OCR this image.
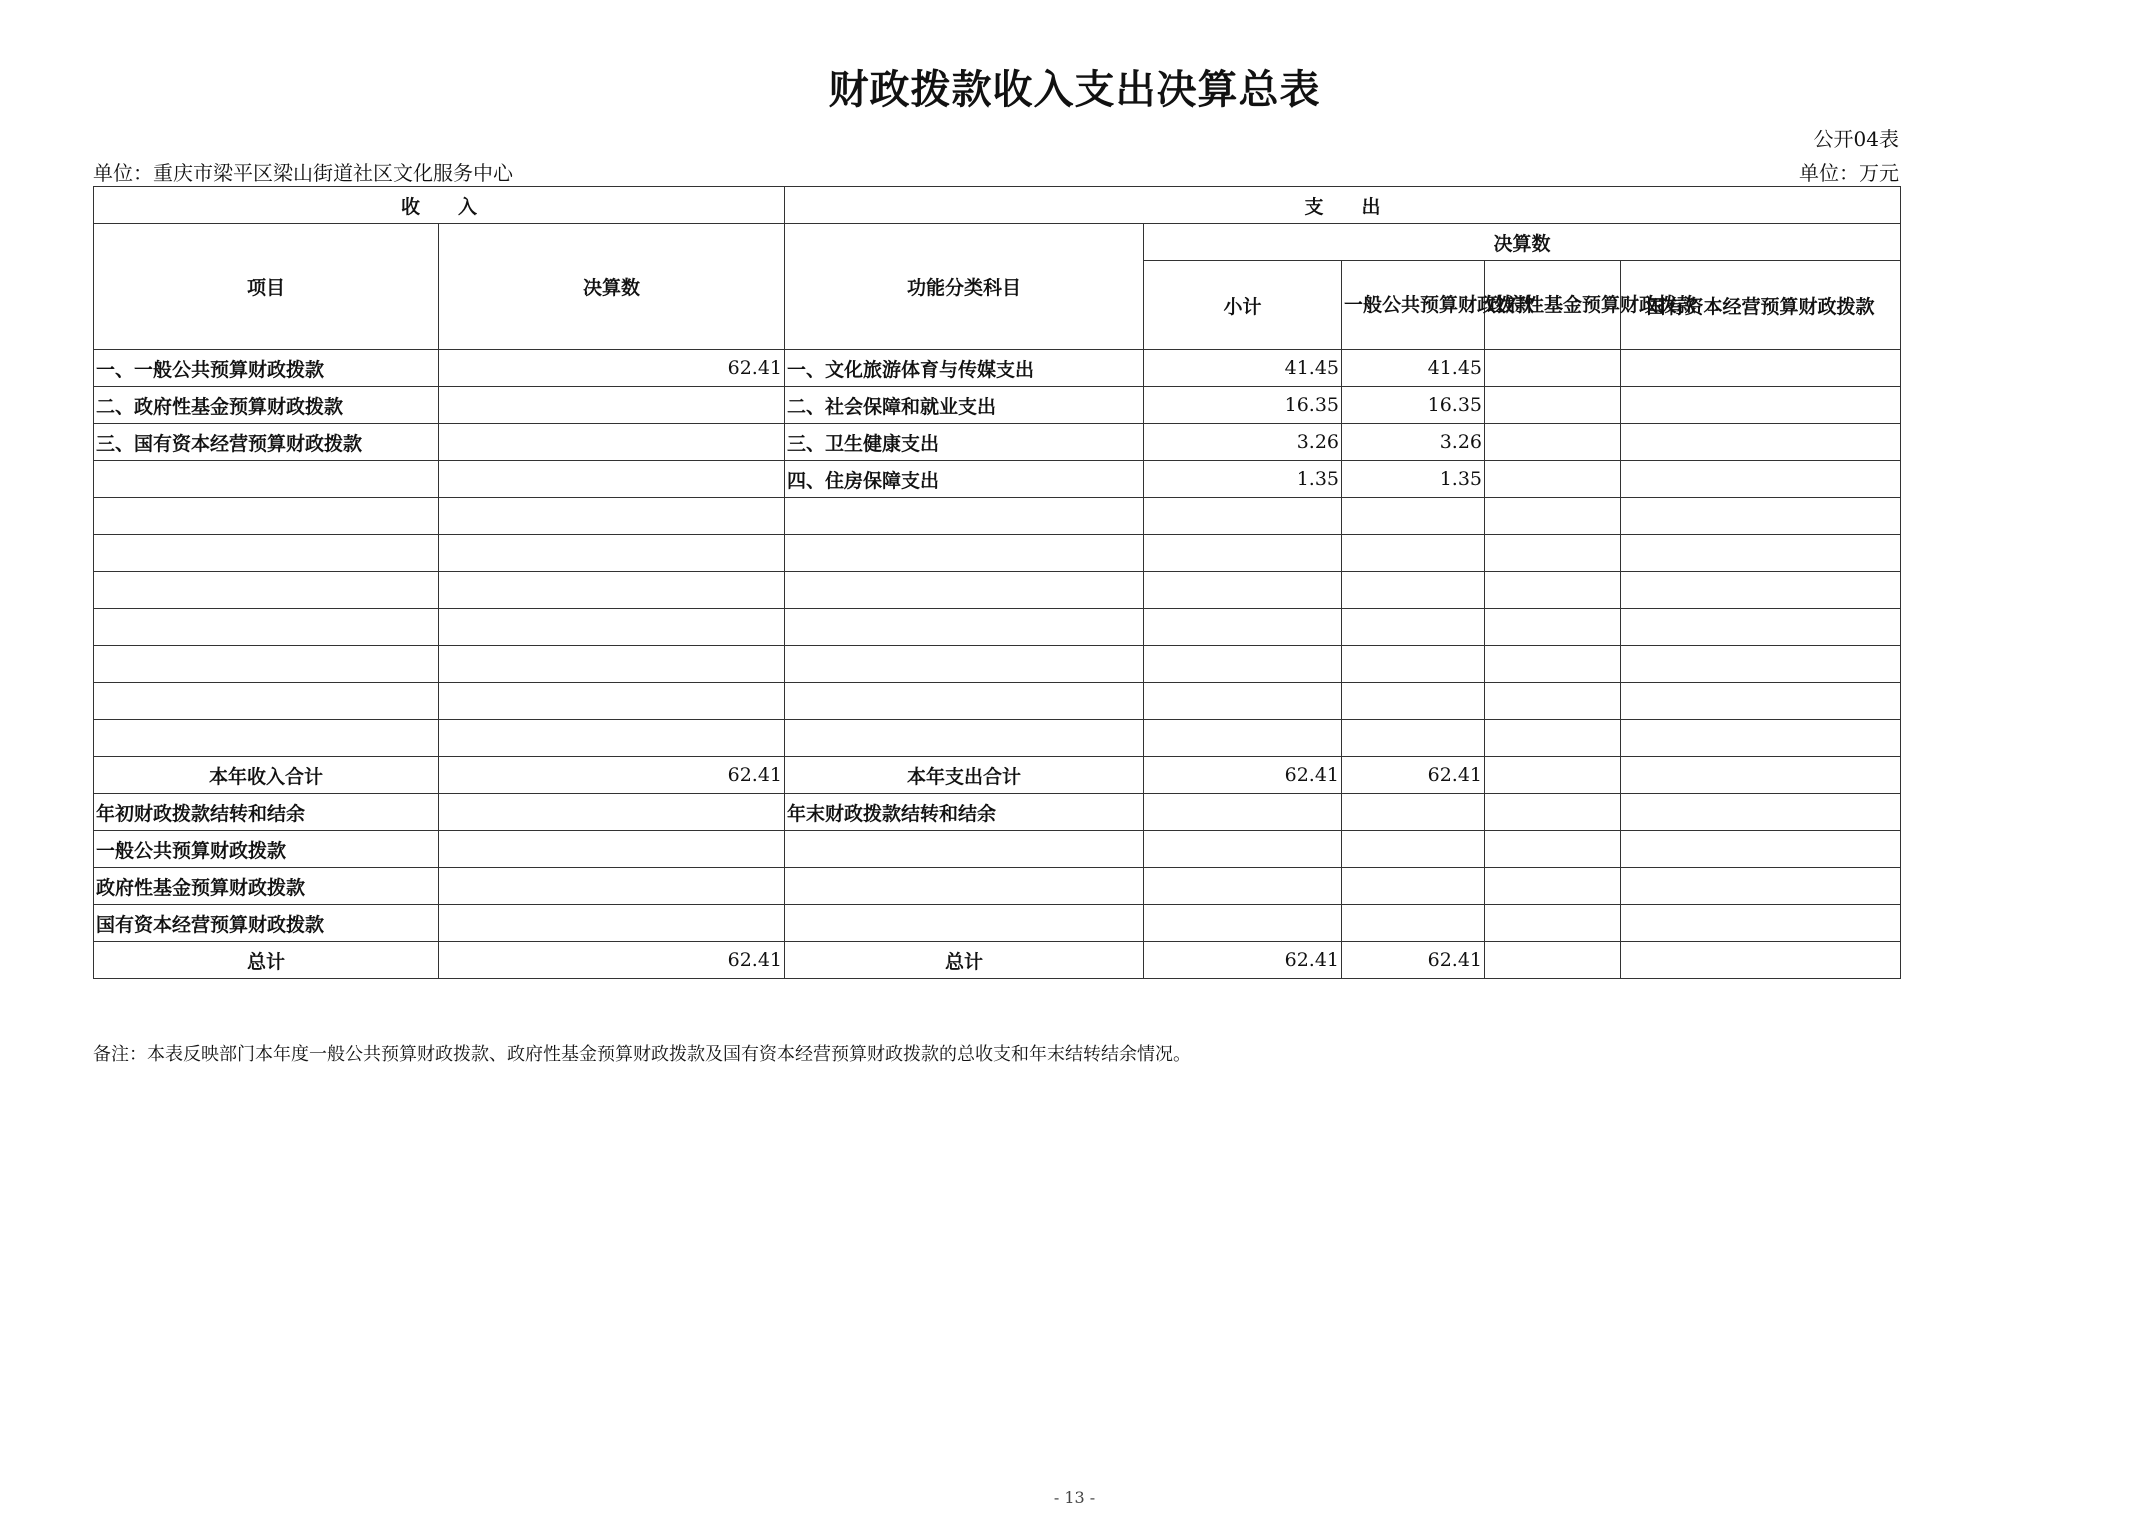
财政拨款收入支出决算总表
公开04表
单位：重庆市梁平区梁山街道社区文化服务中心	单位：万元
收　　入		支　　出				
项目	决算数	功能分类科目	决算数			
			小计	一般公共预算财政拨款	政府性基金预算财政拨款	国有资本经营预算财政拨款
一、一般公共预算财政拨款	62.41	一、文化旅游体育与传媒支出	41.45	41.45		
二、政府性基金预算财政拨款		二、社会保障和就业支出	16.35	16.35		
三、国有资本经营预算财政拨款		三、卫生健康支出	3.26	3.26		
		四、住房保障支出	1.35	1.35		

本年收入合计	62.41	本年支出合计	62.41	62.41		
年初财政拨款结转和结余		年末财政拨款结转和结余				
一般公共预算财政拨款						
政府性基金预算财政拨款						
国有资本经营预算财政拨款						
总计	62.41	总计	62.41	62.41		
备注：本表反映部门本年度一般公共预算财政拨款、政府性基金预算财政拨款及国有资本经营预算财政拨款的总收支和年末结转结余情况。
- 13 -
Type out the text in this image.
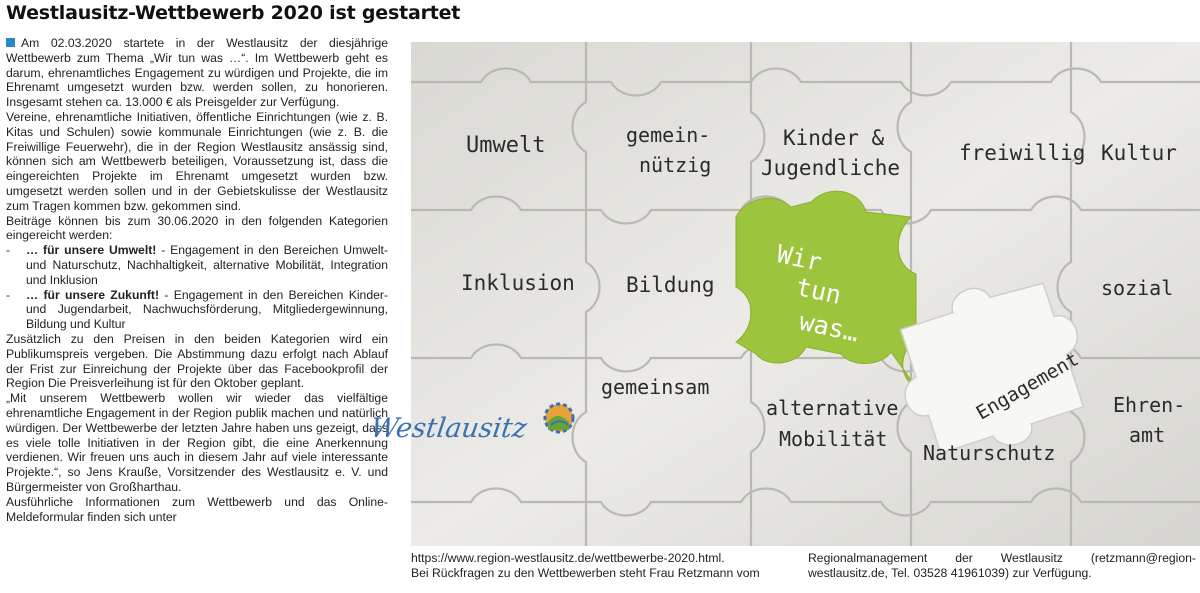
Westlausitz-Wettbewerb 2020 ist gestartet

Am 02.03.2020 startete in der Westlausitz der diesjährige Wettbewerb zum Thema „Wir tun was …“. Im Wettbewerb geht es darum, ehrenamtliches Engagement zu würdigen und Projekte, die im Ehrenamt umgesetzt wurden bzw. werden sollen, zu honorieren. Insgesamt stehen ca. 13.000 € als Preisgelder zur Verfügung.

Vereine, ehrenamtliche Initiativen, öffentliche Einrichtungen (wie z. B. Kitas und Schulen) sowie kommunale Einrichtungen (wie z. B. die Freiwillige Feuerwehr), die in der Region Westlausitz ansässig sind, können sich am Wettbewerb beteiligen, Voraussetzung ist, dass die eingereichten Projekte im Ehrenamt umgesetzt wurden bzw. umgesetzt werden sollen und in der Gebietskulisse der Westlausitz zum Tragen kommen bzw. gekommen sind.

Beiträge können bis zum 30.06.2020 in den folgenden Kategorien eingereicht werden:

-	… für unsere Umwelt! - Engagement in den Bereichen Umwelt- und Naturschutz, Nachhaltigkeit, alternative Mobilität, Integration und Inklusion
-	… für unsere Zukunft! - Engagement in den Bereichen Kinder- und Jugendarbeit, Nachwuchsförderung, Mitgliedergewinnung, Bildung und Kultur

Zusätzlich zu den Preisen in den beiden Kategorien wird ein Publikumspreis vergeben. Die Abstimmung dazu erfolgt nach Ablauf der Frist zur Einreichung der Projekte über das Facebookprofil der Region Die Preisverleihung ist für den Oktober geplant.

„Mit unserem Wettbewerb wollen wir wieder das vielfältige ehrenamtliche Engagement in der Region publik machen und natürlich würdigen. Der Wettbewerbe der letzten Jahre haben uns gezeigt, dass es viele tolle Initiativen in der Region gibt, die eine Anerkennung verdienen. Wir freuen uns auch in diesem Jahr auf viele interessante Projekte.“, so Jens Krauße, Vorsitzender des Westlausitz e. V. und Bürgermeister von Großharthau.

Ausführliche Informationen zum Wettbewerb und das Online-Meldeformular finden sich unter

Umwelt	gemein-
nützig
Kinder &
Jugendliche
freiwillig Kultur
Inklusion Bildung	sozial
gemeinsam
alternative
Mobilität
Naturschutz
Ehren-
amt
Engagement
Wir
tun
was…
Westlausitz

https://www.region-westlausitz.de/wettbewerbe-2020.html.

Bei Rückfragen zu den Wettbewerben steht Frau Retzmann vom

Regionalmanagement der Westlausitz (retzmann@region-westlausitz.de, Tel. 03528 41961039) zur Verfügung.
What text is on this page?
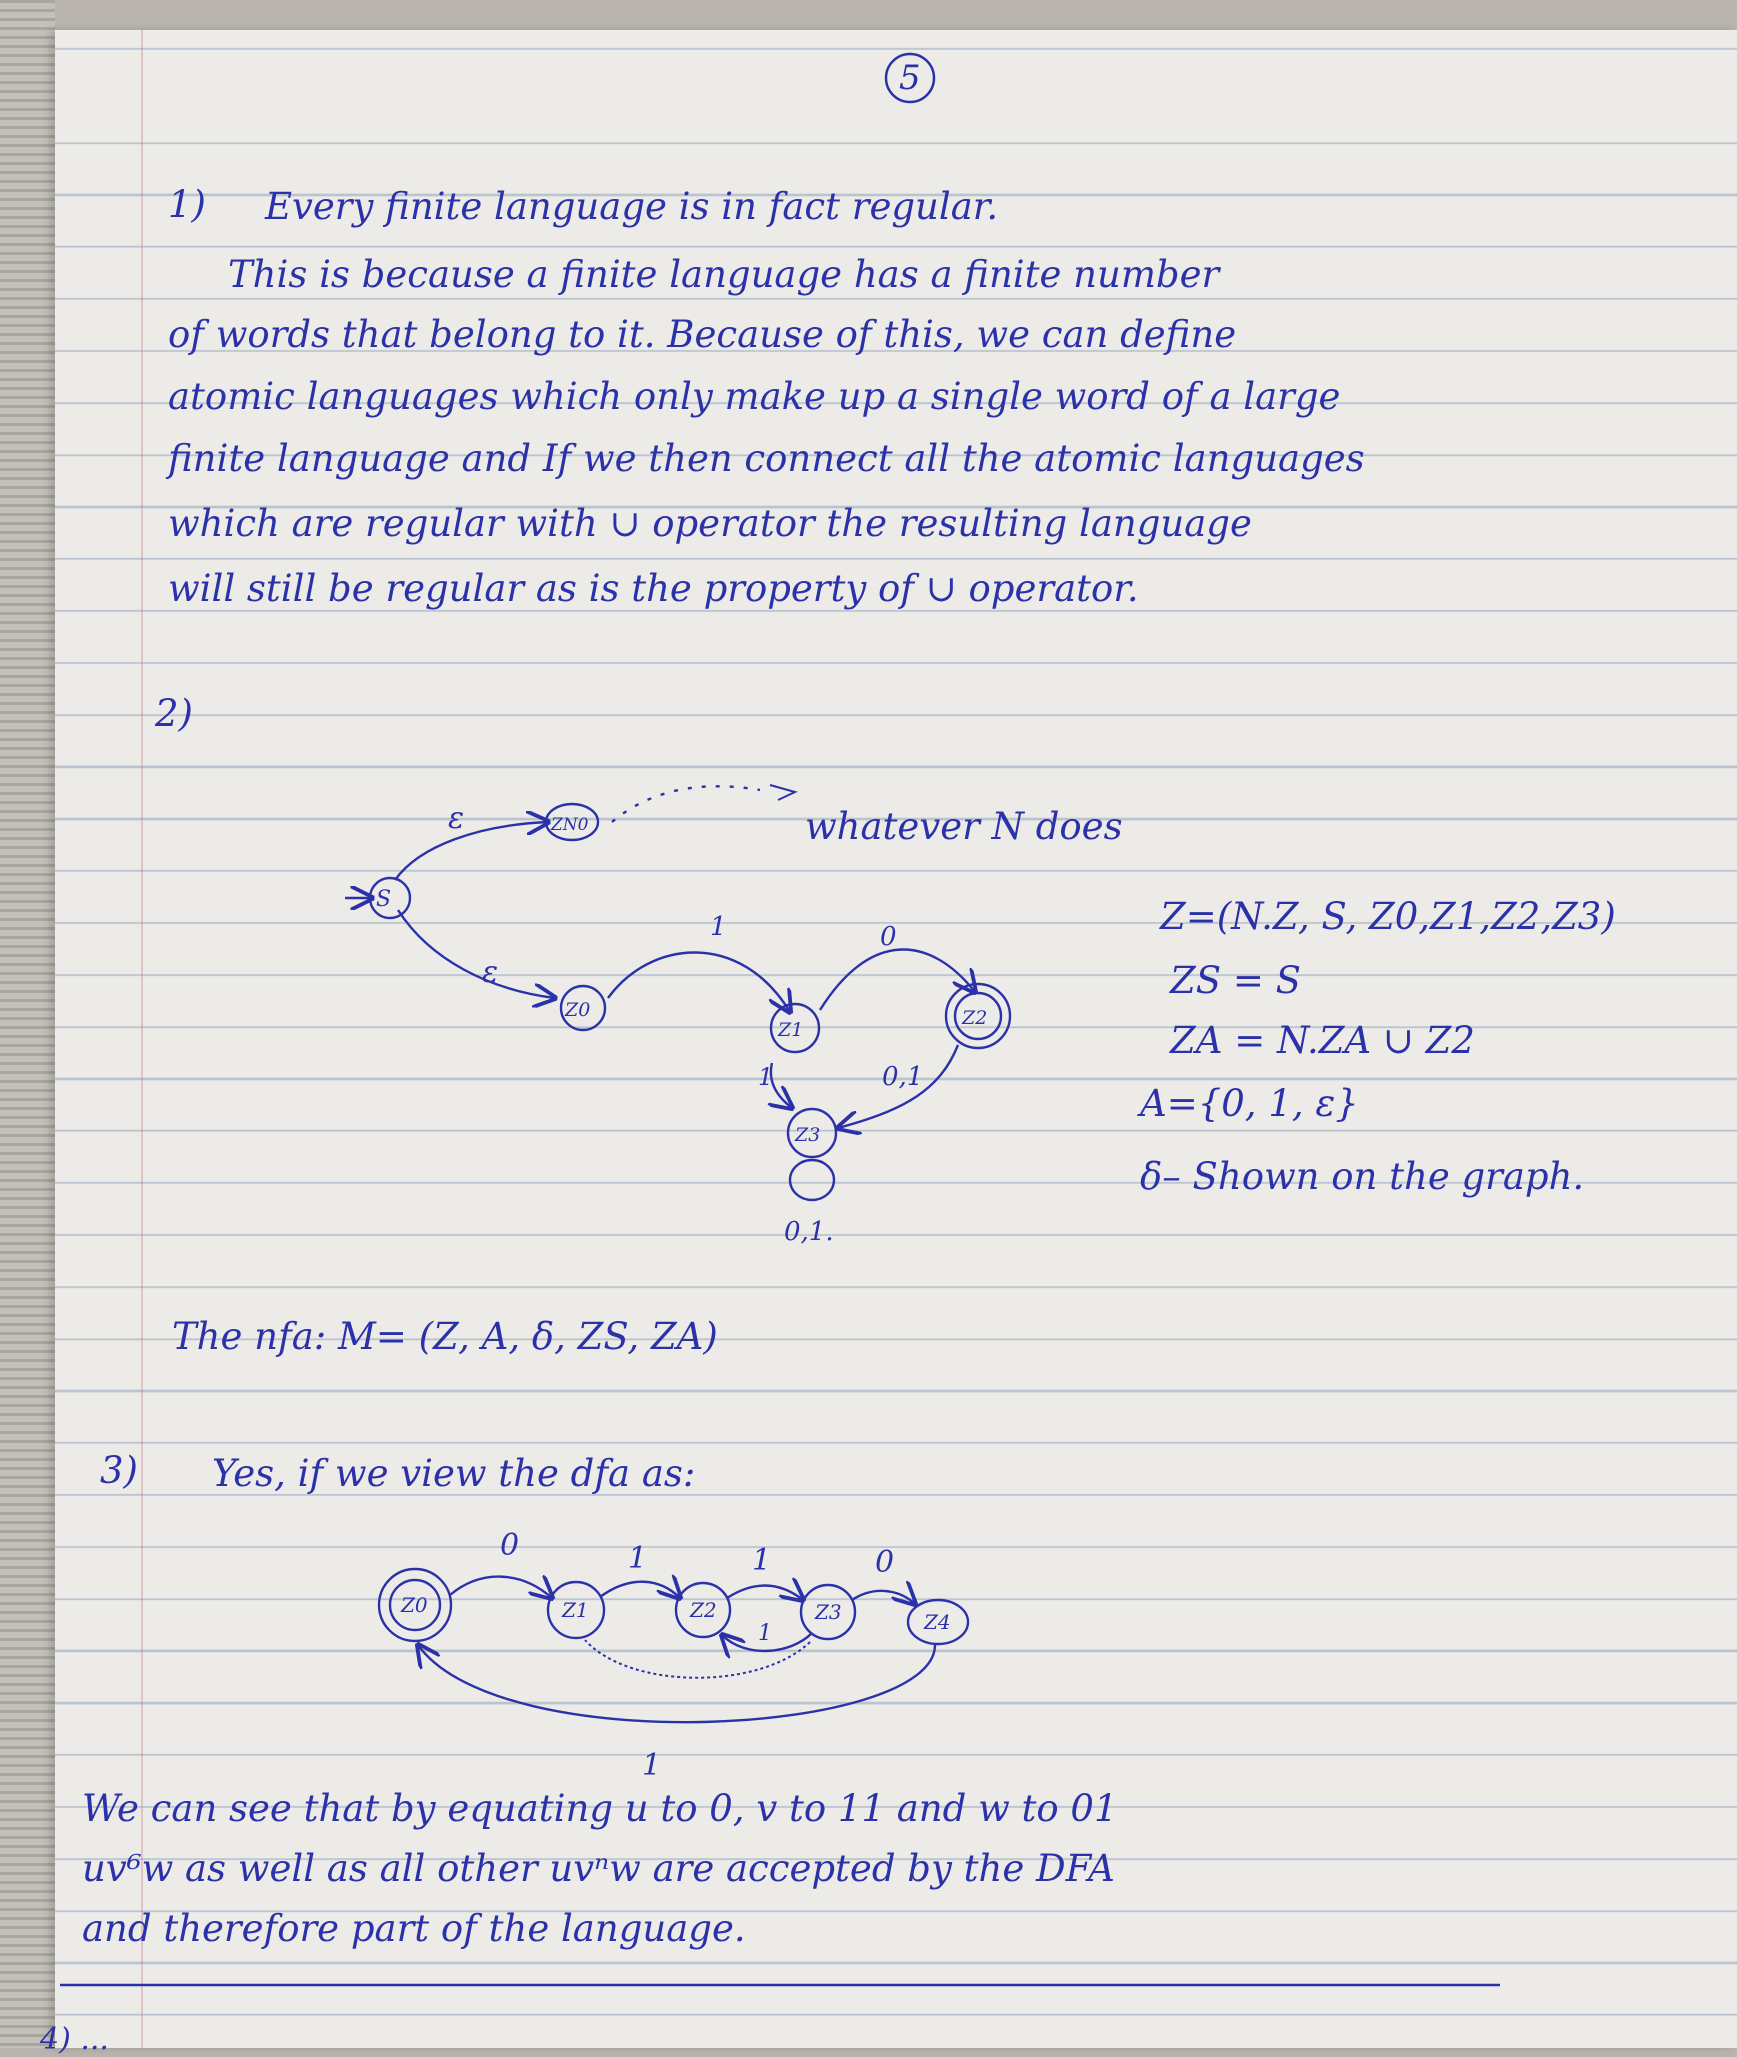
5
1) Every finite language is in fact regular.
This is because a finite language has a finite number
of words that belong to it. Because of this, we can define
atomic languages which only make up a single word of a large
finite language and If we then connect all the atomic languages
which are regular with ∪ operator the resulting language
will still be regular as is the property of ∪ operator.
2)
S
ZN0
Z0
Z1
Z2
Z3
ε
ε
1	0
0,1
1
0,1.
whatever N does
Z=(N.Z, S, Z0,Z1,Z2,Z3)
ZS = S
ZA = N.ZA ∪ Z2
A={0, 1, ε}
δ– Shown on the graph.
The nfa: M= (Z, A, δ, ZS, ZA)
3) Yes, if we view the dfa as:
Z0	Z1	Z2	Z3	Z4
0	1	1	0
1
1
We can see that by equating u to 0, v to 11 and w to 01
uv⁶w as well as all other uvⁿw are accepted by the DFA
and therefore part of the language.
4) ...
- - - - -
Return the entries unchanged, save for the pictures, which do not belong in the copy.

Written solution →
OCR this image.
财政拨款收入支出决算总表
公开04表
单位：重庆市梁平区梁山街道社区文化服务中心	单位：万元
收　　入		支　　出				
项目	决算数	功能分类科目	决算数			
			小计	一般公共预算财政拨款	政府性基金预算财政拨款	国有资本经营预算财政拨款
一、一般公共预算财政拨款	62.41	一、文化旅游体育与传媒支出	41.45	41.45		
二、政府性基金预算财政拨款		二、社会保障和就业支出	16.35	16.35		
三、国有资本经营预算财政拨款		三、卫生健康支出	3.26	3.26		
		四、住房保障支出	1.35	1.35		

本年收入合计	62.41	本年支出合计	62.41	62.41		
年初财政拨款结转和结余		年末财政拨款结转和结余				
一般公共预算财政拨款						
政府性基金预算财政拨款						
国有资本经营预算财政拨款						
总计	62.41	总计	62.41	62.41		
备注：本表反映部门本年度一般公共预算财政拨款、政府性基金预算财政拨款及国有资本经营预算财政拨款的总收支和年末结转结余情况。
- 13 -
Type out the text in this image.
Westlausitz-Wettbewerb 2020 ist gestartet

Am 02.03.2020 startete in der Westlausitz der diesjährige Wettbewerb zum Thema „Wir tun was …“. Im Wettbewerb geht es darum, ehrenamtliches Engagement zu würdigen und Projekte, die im Ehrenamt umgesetzt wurden bzw. werden sollen, zu honorieren. Insgesamt stehen ca. 13.000 € als Preisgelder zur Verfügung.

Vereine, ehrenamtliche Initiativen, öffentliche Einrichtungen (wie z. B. Kitas und Schulen) sowie kommunale Einrichtungen (wie z. B. die Freiwillige Feuerwehr), die in der Region Westlausitz ansässig sind, können sich am Wettbewerb beteiligen, Voraussetzung ist, dass die eingereichten Projekte im Ehrenamt umgesetzt wurden bzw. umgesetzt werden sollen und in der Gebietskulisse der Westlausitz zum Tragen kommen bzw. gekommen sind.

Beiträge können bis zum 30.06.2020 in den folgenden Kategorien eingereicht werden:

-	… für unsere Umwelt! - Engagement in den Bereichen Umwelt- und Naturschutz, Nachhaltigkeit, alternative Mobilität, Integration und Inklusion
-	… für unsere Zukunft! - Engagement in den Bereichen Kinder- und Jugendarbeit, Nachwuchsförderung, Mitgliedergewinnung, Bildung und Kultur

Zusätzlich zu den Preisen in den beiden Kategorien wird ein Publikumspreis vergeben. Die Abstimmung dazu erfolgt nach Ablauf der Frist zur Einreichung der Projekte über das Facebookprofil der Region Die Preisverleihung ist für den Oktober geplant.

„Mit unserem Wettbewerb wollen wir wieder das vielfältige ehrenamtliche Engagement in der Region publik machen und natürlich würdigen. Der Wettbewerbe der letzten Jahre haben uns gezeigt, dass es viele tolle Initiativen in der Region gibt, die eine Anerkennung verdienen. Wir freuen uns auch in diesem Jahr auf viele interessante Projekte.“, so Jens Krauße, Vorsitzender des Westlausitz e. V. und Bürgermeister von Großharthau.

Ausführliche Informationen zum Wettbewerb und das Online-Meldeformular finden sich unter

Umwelt	gemein-
nützig
Kinder &
Jugendliche
freiwillig Kultur
Inklusion Bildung	sozial
gemeinsam
alternative
Mobilität
Naturschutz
Ehren-
amt
Engagement
Wir
tun
was…
Westlausitz

https://www.region-westlausitz.de/wettbewerbe-2020.html.

Bei Rückfragen zu den Wettbewerben steht Frau Retzmann vom

Regionalmanagement der Westlausitz (retzmann@region-westlausitz.de, Tel. 03528 41961039) zur Verfügung.
What text is on this page?
5
1) Every finite language is in fact regular.
This is because a finite language has a finite number
of words that belong to it. Because of this, we can define
atomic languages which only make up a single word of a large
finite language and If we then connect all the atomic languages
which are regular with ∪ operator the resulting language
will still be regular as is the property of ∪ operator.
2)
S
ZN0
Z0
Z1
Z2
Z3
ε
ε
1	0
0,1
1
0,1.
whatever N does
Z=(N.Z, S, Z0,Z1,Z2,Z3)
ZS = S
ZA = N.ZA ∪ Z2
A={0, 1, ε}
δ– Shown on the graph.
The nfa: M= (Z, A, δ, ZS, ZA)
3) Yes, if we view the dfa as:
Z0	Z1	Z2	Z3	Z4
0	1	1	0
1
1
We can see that by equating u to 0, v to 11 and w to 01
uv⁶w as well as all other uvⁿw are accepted by the DFA
and therefore part of the language.
4) ...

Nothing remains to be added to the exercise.